[A run of records]
════════════════════
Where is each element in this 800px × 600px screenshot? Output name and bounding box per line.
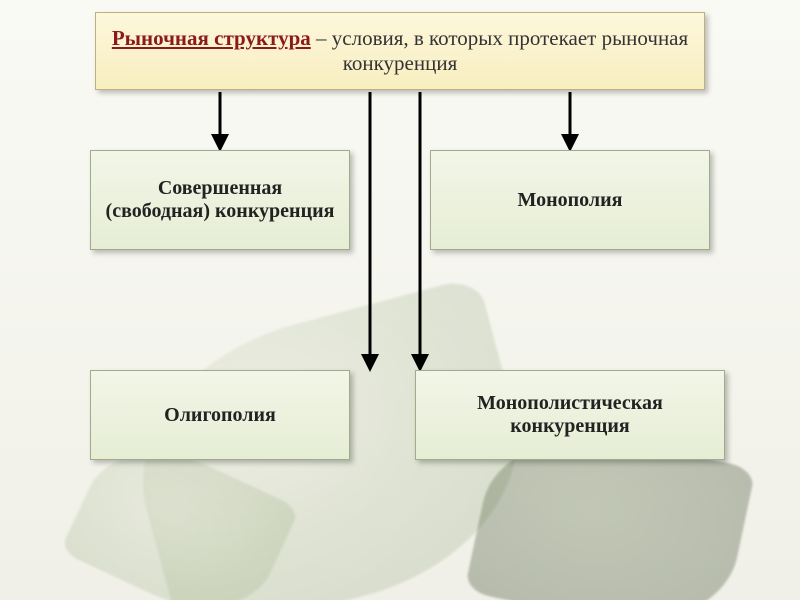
structure-label: Совершенная (свободная) конкуренция (105, 177, 335, 223)
header-term: Рыночная структура (112, 26, 311, 50)
structure-box-oligopoly: Олигополия (90, 370, 350, 460)
structure-label: Монополистическая конкуренция (430, 392, 710, 438)
header-definition-box: Рыночная структура – условия, в которых … (95, 12, 705, 90)
structure-label: Монополия (518, 189, 623, 212)
structure-box-monopoly: Монополия (430, 150, 710, 250)
slide-background (0, 0, 800, 600)
structure-box-perfect-competition: Совершенная (свободная) конкуренция (90, 150, 350, 250)
structure-box-monopolistic-competition: Монополистическая конкуренция (415, 370, 725, 460)
header-rest: – условия, в которых протекает рыночная … (311, 26, 688, 75)
structure-label: Олигополия (164, 404, 276, 427)
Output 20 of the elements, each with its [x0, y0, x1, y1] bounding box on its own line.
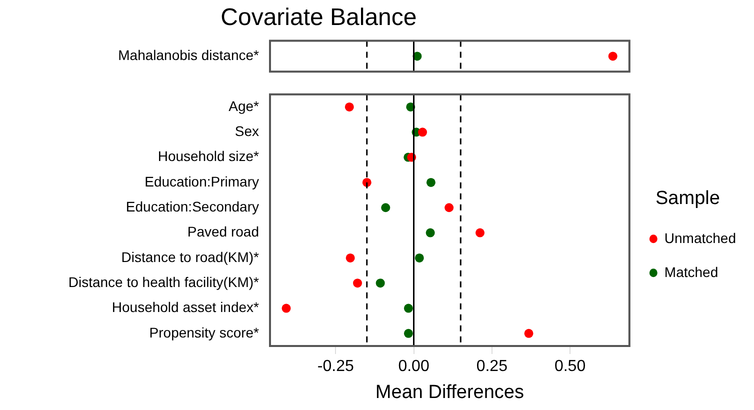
════════════════════
Request →
Retype the whole listing above word for word, and leave the pictures out.

Result of the task →
Where is each element in this 800px × 600px screenshot? Output name and bounding box per line.
structure-label: Совершенная (свободная) конкуренция (105, 177, 335, 223)
header-term: Рыночная структура (112, 26, 311, 50)
structure-box-oligopoly: Олигополия (90, 370, 350, 460)
structure-label: Монополистическая конкуренция (430, 392, 710, 438)
header-definition-box: Рыночная структура – условия, в которых … (95, 12, 705, 90)
structure-label: Монополия (518, 189, 623, 212)
structure-box-monopoly: Монополия (430, 150, 710, 250)
slide-background (0, 0, 800, 600)
structure-box-perfect-competition: Совершенная (свободная) конкуренция (90, 150, 350, 250)
structure-box-monopolistic-competition: Монополистическая конкуренция (415, 370, 725, 460)
header-rest: – условия, в которых протекает рыночная … (311, 26, 688, 75)
structure-label: Олигополия (164, 404, 276, 427)
Output 20 of the elements, each with its [x0, y0, x1, y1] bounding box on its own line.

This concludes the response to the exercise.